Data tied to figure images:
[BEGIN]

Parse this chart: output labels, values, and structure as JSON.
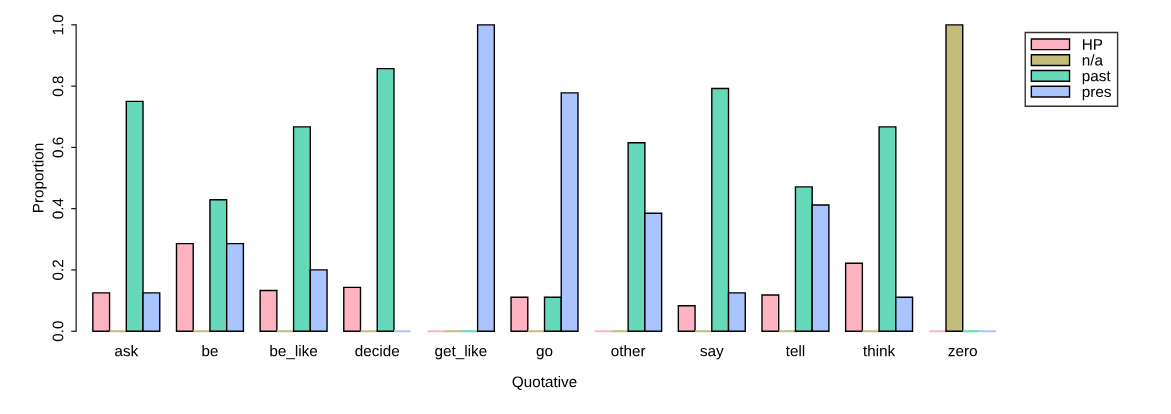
{
  "chart_data": {
    "type": "bar",
    "xlabel": "Quotative",
    "ylabel": "Proportion",
    "categories": [
      "ask",
      "be",
      "be_like",
      "decide",
      "get_like",
      "go",
      "other",
      "say",
      "tell",
      "think",
      "zero"
    ],
    "series": [
      {
        "name": "HP",
        "color": "#ffb3c1",
        "values": [
          0.125,
          0.286,
          0.133,
          0.143,
          0,
          0.111,
          0,
          0.083,
          0.118,
          0.222,
          0
        ]
      },
      {
        "name": "n/a",
        "color": "#c4bd7a",
        "values": [
          0,
          0,
          0,
          0,
          0,
          0,
          0,
          0,
          0,
          0,
          1.0
        ]
      },
      {
        "name": "past",
        "color": "#66d9bb",
        "values": [
          0.75,
          0.429,
          0.667,
          0.857,
          0,
          0.111,
          0.615,
          0.792,
          0.471,
          0.667,
          0
        ]
      },
      {
        "name": "pres",
        "color": "#a9c4ff",
        "values": [
          0.125,
          0.286,
          0.2,
          0,
          1.0,
          0.778,
          0.385,
          0.125,
          0.412,
          0.111,
          0
        ]
      }
    ],
    "ylim": [
      0,
      1
    ],
    "yticks": [
      {
        "value": 0,
        "label": "0.0"
      },
      {
        "value": 0.2,
        "label": "0.2"
      },
      {
        "value": 0.4,
        "label": "0.4"
      },
      {
        "value": 0.6,
        "label": "0.6"
      },
      {
        "value": 0.8,
        "label": "0.8"
      },
      {
        "value": 1,
        "label": "1.0"
      }
    ],
    "grid": false,
    "legend": "top right"
  }
}
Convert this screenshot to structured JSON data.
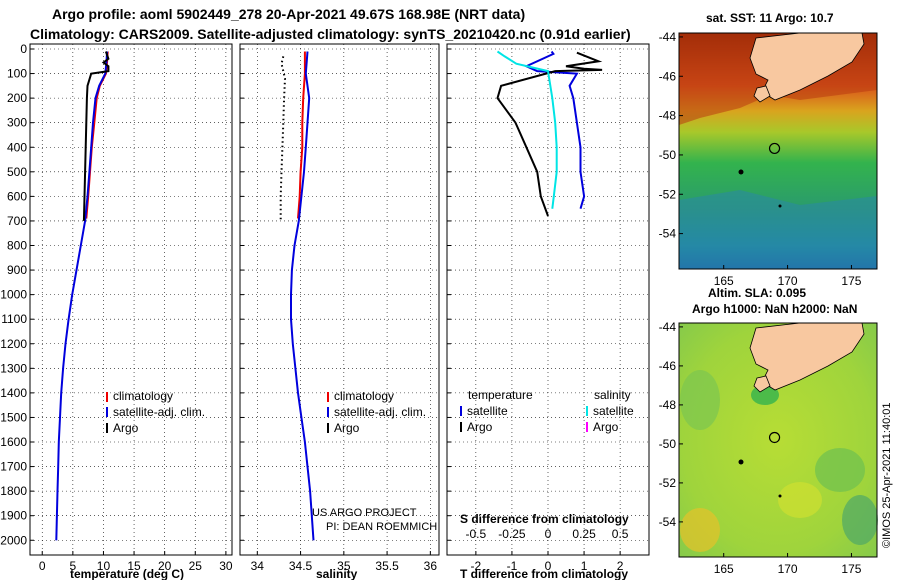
{
  "header": {
    "line1": "Argo profile: aoml 5902449_278 20-Apr-2021 49.67S 168.98E (NRT data)",
    "line2": "Climatology: CARS2009. Satellite-adjusted climatology: synTS_20210420.nc (0.91d earlier)"
  },
  "colors": {
    "climatology": "#ee0000",
    "satellite_adj": "#0000dd",
    "argo": "#000000",
    "satellite_salinity": "#00e5e5",
    "argo_salinity": "#ff00ff"
  },
  "chart_data": [
    {
      "type": "line",
      "name": "temperature-panel",
      "xlabel": "temperature (deg C)",
      "ylabel": "",
      "xlim": [
        -2,
        31
      ],
      "ylim": [
        2060,
        0
      ],
      "xticks": [
        "0",
        "5",
        "10",
        "15",
        "20",
        "25",
        "30"
      ],
      "yticks": [
        "0",
        "100",
        "200",
        "300",
        "400",
        "500",
        "600",
        "700",
        "800",
        "900",
        "1000",
        "1100",
        "1200",
        "1300",
        "1400",
        "1500",
        "1600",
        "1700",
        "1800",
        "1900",
        "2000"
      ],
      "legend": {
        "placement": "center-right",
        "entries": [
          "climatology",
          "satellite-adj. clim.",
          "Argo"
        ]
      },
      "series": [
        {
          "name": "climatology",
          "points": [
            [
              10.7,
              10
            ],
            [
              10.6,
              50
            ],
            [
              10.4,
              100
            ],
            [
              9.4,
              150
            ],
            [
              8.9,
              200
            ],
            [
              8.5,
              300
            ],
            [
              8.1,
              400
            ],
            [
              7.8,
              500
            ],
            [
              7.5,
              600
            ],
            [
              7.2,
              690
            ]
          ]
        },
        {
          "name": "satellite-adj. clim.",
          "points": [
            [
              10.6,
              10
            ],
            [
              10.5,
              50
            ],
            [
              10.3,
              100
            ],
            [
              9.3,
              150
            ],
            [
              8.7,
              200
            ],
            [
              8.3,
              300
            ],
            [
              8.0,
              400
            ],
            [
              7.7,
              500
            ],
            [
              7.4,
              600
            ],
            [
              7.0,
              700
            ],
            [
              6.3,
              800
            ],
            [
              5.6,
              900
            ],
            [
              4.9,
              1000
            ],
            [
              4.3,
              1100
            ],
            [
              3.8,
              1200
            ],
            [
              3.4,
              1300
            ],
            [
              3.1,
              1400
            ],
            [
              2.9,
              1500
            ],
            [
              2.7,
              1600
            ],
            [
              2.6,
              1700
            ],
            [
              2.5,
              1800
            ],
            [
              2.4,
              1900
            ],
            [
              2.3,
              2000
            ]
          ]
        },
        {
          "name": "Argo",
          "points": [
            [
              10.4,
              10
            ],
            [
              10.8,
              40
            ],
            [
              10.0,
              55
            ],
            [
              10.8,
              70
            ],
            [
              10.8,
              90
            ],
            [
              8.0,
              100
            ],
            [
              7.4,
              150
            ],
            [
              7.3,
              200
            ],
            [
              7.2,
              300
            ],
            [
              7.1,
              400
            ],
            [
              7.0,
              500
            ],
            [
              6.9,
              600
            ],
            [
              6.8,
              700
            ]
          ]
        }
      ]
    },
    {
      "type": "line",
      "name": "salinity-panel",
      "xlabel": "salinity",
      "xlim": [
        33.8,
        36.1
      ],
      "ylim": [
        2060,
        0
      ],
      "xticks": [
        "34",
        "34.5",
        "35",
        "35.5",
        "36"
      ],
      "legend": {
        "placement": "center-right",
        "entries": [
          "climatology",
          "satellite-adj. clim.",
          "Argo"
        ]
      },
      "annotation": [
        "US ARGO PROJECT",
        "PI: DEAN ROEMMICH"
      ],
      "series": [
        {
          "name": "climatology",
          "points": [
            [
              34.55,
              10
            ],
            [
              34.55,
              100
            ],
            [
              34.53,
              200
            ],
            [
              34.52,
              300
            ],
            [
              34.52,
              400
            ],
            [
              34.5,
              500
            ],
            [
              34.49,
              600
            ],
            [
              34.47,
              690
            ]
          ]
        },
        {
          "name": "satellite-adj. clim.",
          "points": [
            [
              34.58,
              10
            ],
            [
              34.56,
              100
            ],
            [
              34.6,
              200
            ],
            [
              34.58,
              300
            ],
            [
              34.56,
              400
            ],
            [
              34.54,
              500
            ],
            [
              34.51,
              600
            ],
            [
              34.48,
              700
            ],
            [
              34.43,
              800
            ],
            [
              34.4,
              900
            ],
            [
              34.39,
              1000
            ],
            [
              34.39,
              1100
            ],
            [
              34.41,
              1200
            ],
            [
              34.44,
              1300
            ],
            [
              34.47,
              1400
            ],
            [
              34.51,
              1500
            ],
            [
              34.55,
              1600
            ],
            [
              34.58,
              1700
            ],
            [
              34.61,
              1800
            ],
            [
              34.63,
              1900
            ],
            [
              34.65,
              2000
            ]
          ]
        },
        {
          "name": "Argo",
          "style": "dotted",
          "points": [
            [
              34.3,
              30
            ],
            [
              34.28,
              60
            ],
            [
              34.3,
              90
            ],
            [
              34.32,
              120
            ],
            [
              34.31,
              200
            ],
            [
              34.3,
              300
            ],
            [
              34.29,
              400
            ],
            [
              34.28,
              500
            ],
            [
              34.27,
              600
            ],
            [
              34.27,
              700
            ]
          ]
        }
      ]
    },
    {
      "type": "line",
      "name": "difference-panel",
      "xlabel": "T difference from climatology",
      "top_axis_label": "S difference from climatology",
      "xlim": [
        -2.8,
        2.8
      ],
      "top_xlim": [
        -0.7,
        0.7
      ],
      "ylim": [
        2060,
        0
      ],
      "xticks": [
        "-2",
        "-1",
        "0",
        "1",
        "2"
      ],
      "top_xticks": [
        "-0.5",
        "-0.25",
        "0",
        "0.25",
        "0.5"
      ],
      "legend": {
        "placement": "center",
        "col1": [
          "temperature",
          "satellite",
          "Argo"
        ],
        "col2": [
          "salinity",
          "satellite",
          "Argo"
        ]
      },
      "series": [
        {
          "name": "temperature satellite",
          "points": [
            [
              0.1,
              10
            ],
            [
              0.15,
              20
            ],
            [
              -0.6,
              70
            ],
            [
              -0.3,
              90
            ],
            [
              0.8,
              100
            ],
            [
              0.6,
              150
            ],
            [
              0.7,
              200
            ],
            [
              0.8,
              300
            ],
            [
              0.9,
              400
            ],
            [
              0.9,
              500
            ],
            [
              1.0,
              600
            ],
            [
              0.9,
              650
            ]
          ]
        },
        {
          "name": "temperature Argo",
          "points": [
            [
              0.8,
              15
            ],
            [
              1.4,
              50
            ],
            [
              0.5,
              70
            ],
            [
              1.0,
              80
            ],
            [
              1.5,
              85
            ],
            [
              0.2,
              90
            ],
            [
              -1.3,
              150
            ],
            [
              -1.4,
              200
            ],
            [
              -0.9,
              300
            ],
            [
              -0.6,
              400
            ],
            [
              -0.3,
              500
            ],
            [
              -0.2,
              600
            ],
            [
              0.0,
              680
            ]
          ]
        },
        {
          "name": "salinity satellite",
          "axis": "top",
          "points": [
            [
              -0.35,
              10
            ],
            [
              -0.3,
              30
            ],
            [
              -0.22,
              60
            ],
            [
              0.0,
              90
            ],
            [
              0.03,
              200
            ],
            [
              0.05,
              300
            ],
            [
              0.06,
              400
            ],
            [
              0.06,
              500
            ],
            [
              0.04,
              600
            ],
            [
              0.03,
              650
            ]
          ]
        },
        {
          "name": "salinity Argo",
          "axis": "top",
          "points": []
        }
      ]
    },
    {
      "type": "heatmap",
      "name": "sst-map",
      "title": "sat. SST: 11 Argo: 10.7",
      "subtitle": "Altim. SLA: 0.095",
      "xlim": [
        161.5,
        177
      ],
      "ylim": [
        -55.8,
        -43.8
      ],
      "xticks": [
        "165",
        "170",
        "175"
      ],
      "yticks": [
        "-44",
        "-46",
        "-48",
        "-50",
        "-52",
        "-54"
      ],
      "argo_position": {
        "lon": 168.98,
        "lat": -49.67
      }
    },
    {
      "type": "heatmap",
      "name": "sla-map",
      "title": "Argo h1000: NaN h2000: NaN",
      "xlim": [
        161.5,
        177
      ],
      "ylim": [
        -55.8,
        -43.8
      ],
      "xticks": [
        "165",
        "170",
        "175"
      ],
      "yticks": [
        "-44",
        "-46",
        "-48",
        "-50",
        "-52",
        "-54"
      ],
      "argo_position": {
        "lon": 168.98,
        "lat": -49.67
      }
    }
  ],
  "legend_labels": {
    "climatology": "climatology",
    "satellite_adj": "satellite-adj. clim.",
    "argo": "Argo",
    "temperature_head": "temperature",
    "salinity_head": "salinity",
    "satellite": "satellite"
  },
  "watermark": "©IMOS 25-Apr-2021 11:40:01"
}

[END]

WHAT YOU NEED TO DO: Gather from the data above every line with the string "temperature".

EXERCISE SOLUTION:
      "name": "temperature-panel",
      "xlabel": "temperature (deg C)",
          "temperature",
          "name": "temperature satellite",
          "name": "temperature Argo",
    "temperature_head": "temperature",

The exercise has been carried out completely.